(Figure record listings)
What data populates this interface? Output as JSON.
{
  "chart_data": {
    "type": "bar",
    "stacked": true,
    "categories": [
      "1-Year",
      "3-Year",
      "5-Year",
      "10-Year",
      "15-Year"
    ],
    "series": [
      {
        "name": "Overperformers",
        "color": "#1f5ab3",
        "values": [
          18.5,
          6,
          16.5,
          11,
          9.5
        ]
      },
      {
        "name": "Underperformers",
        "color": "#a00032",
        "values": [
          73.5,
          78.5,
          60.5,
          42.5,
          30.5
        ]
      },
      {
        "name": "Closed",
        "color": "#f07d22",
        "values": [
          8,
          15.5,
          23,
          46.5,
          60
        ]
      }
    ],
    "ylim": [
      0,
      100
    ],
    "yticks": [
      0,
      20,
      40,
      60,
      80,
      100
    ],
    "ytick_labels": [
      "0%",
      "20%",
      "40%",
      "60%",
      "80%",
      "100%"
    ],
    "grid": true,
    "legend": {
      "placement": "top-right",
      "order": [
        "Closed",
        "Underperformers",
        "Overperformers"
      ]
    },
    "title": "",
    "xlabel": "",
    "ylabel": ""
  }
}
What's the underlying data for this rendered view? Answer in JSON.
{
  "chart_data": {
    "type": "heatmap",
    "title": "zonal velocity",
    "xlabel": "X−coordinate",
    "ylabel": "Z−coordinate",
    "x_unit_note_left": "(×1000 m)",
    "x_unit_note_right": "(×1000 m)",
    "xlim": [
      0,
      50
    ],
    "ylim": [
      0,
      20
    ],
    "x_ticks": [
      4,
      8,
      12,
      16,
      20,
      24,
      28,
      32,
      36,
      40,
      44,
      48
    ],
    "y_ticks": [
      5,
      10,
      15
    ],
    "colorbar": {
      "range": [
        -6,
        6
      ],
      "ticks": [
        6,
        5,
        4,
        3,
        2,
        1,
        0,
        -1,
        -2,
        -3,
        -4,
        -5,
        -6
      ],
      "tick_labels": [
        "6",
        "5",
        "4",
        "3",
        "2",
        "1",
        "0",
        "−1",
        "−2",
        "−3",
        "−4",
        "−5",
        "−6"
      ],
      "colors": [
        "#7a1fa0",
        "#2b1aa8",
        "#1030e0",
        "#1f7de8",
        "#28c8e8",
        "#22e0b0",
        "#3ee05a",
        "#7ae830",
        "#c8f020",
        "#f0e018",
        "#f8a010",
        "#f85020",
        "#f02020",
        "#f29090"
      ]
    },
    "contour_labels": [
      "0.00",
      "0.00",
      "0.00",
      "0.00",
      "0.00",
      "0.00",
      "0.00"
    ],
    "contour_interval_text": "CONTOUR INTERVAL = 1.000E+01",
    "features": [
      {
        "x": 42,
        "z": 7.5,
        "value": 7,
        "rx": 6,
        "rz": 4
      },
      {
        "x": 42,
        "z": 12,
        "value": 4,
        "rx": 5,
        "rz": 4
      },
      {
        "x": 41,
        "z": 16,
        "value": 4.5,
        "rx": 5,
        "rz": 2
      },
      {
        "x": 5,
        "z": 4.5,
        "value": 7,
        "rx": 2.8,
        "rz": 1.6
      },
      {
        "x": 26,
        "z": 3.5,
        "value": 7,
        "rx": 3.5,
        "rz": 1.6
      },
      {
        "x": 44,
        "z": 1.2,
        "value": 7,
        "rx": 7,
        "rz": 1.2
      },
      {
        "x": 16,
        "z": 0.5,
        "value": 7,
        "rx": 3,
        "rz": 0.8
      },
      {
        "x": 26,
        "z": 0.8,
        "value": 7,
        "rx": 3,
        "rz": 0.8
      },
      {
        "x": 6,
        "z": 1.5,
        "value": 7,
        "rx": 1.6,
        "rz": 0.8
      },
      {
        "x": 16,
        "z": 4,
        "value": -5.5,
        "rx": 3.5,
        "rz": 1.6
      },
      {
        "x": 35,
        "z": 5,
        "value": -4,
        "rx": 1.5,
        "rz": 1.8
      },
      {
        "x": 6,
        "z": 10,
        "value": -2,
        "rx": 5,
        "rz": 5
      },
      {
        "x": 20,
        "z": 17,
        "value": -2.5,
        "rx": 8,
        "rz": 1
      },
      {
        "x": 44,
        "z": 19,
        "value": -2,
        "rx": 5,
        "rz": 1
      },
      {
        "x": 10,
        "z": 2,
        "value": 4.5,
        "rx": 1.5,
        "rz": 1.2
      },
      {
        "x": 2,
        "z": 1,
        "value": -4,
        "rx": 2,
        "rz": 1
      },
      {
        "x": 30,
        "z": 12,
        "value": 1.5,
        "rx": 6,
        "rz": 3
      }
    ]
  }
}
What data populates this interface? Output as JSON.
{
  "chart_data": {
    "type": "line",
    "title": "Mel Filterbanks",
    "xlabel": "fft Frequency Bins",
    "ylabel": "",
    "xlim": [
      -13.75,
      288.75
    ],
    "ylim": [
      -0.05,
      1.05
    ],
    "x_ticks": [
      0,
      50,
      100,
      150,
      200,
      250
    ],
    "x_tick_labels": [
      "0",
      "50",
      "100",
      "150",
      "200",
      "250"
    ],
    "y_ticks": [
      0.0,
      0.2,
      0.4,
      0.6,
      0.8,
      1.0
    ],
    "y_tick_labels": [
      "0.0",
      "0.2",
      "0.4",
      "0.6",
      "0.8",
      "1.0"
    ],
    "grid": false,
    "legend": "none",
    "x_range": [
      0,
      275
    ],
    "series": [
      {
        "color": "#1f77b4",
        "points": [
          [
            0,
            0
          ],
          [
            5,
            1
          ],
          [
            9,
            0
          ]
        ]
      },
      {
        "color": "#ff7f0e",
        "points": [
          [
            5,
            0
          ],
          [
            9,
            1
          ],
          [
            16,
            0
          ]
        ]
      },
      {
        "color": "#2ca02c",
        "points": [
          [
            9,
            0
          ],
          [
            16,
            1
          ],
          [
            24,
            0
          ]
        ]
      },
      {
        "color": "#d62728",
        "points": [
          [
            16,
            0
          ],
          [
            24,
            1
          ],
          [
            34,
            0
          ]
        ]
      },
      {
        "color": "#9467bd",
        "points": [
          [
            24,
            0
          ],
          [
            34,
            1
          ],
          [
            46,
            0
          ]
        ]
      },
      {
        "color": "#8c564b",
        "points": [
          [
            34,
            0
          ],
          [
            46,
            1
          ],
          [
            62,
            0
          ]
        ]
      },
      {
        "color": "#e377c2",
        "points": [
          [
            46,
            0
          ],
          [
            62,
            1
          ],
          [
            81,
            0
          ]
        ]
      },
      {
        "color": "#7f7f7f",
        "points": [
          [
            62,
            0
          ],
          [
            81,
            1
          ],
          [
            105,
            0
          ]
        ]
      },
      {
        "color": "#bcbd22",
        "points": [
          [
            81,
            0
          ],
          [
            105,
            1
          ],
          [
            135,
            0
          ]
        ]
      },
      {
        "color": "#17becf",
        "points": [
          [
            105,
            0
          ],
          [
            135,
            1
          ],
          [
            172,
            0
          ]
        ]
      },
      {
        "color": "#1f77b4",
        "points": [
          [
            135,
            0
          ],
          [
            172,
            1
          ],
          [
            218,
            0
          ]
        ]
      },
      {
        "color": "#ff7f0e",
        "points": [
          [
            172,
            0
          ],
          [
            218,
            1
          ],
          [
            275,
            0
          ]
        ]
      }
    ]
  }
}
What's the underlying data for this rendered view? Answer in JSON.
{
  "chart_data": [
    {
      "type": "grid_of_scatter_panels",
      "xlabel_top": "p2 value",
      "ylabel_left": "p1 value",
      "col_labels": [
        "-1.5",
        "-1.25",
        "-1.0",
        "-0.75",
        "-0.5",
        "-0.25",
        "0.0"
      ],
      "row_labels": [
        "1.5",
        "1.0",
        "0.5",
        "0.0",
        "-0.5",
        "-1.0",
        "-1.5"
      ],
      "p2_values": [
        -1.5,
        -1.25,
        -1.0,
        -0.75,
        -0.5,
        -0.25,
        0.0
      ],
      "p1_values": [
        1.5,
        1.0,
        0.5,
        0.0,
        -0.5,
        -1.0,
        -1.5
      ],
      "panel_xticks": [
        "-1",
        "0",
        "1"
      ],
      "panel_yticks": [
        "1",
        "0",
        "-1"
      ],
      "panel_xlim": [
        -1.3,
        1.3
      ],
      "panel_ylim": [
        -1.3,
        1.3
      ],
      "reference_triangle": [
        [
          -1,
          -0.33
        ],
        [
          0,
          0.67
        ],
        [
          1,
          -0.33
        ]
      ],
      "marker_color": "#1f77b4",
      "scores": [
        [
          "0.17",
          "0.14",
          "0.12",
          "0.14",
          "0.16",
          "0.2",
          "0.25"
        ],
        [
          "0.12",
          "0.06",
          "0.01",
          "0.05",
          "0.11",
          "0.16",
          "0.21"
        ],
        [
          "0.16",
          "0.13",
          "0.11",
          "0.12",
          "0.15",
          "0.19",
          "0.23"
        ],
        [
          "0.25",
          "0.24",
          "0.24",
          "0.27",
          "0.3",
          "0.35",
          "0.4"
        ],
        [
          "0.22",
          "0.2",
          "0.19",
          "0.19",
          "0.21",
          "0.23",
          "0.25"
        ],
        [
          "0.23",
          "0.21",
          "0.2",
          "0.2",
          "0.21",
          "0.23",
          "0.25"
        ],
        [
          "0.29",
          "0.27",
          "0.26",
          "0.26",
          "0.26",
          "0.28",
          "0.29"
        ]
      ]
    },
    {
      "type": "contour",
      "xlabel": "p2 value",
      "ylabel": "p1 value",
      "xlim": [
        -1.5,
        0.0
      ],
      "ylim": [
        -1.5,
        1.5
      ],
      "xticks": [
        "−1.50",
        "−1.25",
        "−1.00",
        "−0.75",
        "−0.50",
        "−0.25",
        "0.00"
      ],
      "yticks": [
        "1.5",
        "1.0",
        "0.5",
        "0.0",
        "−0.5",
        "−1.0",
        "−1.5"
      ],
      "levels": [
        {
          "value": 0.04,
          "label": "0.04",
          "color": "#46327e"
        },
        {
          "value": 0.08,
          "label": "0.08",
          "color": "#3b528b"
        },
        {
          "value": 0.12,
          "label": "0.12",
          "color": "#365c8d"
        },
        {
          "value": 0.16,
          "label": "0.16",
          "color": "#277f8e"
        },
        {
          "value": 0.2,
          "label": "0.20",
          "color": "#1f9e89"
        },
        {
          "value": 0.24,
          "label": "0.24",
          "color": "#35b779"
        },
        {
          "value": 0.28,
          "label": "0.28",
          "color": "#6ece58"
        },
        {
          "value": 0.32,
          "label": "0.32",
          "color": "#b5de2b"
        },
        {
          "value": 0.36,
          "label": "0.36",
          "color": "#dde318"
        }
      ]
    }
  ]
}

### What to produce
Scan the entries above. Copy each line that has the string "Underperformers".

### Reply
        "name": "Underperformers",
        "Underperformers",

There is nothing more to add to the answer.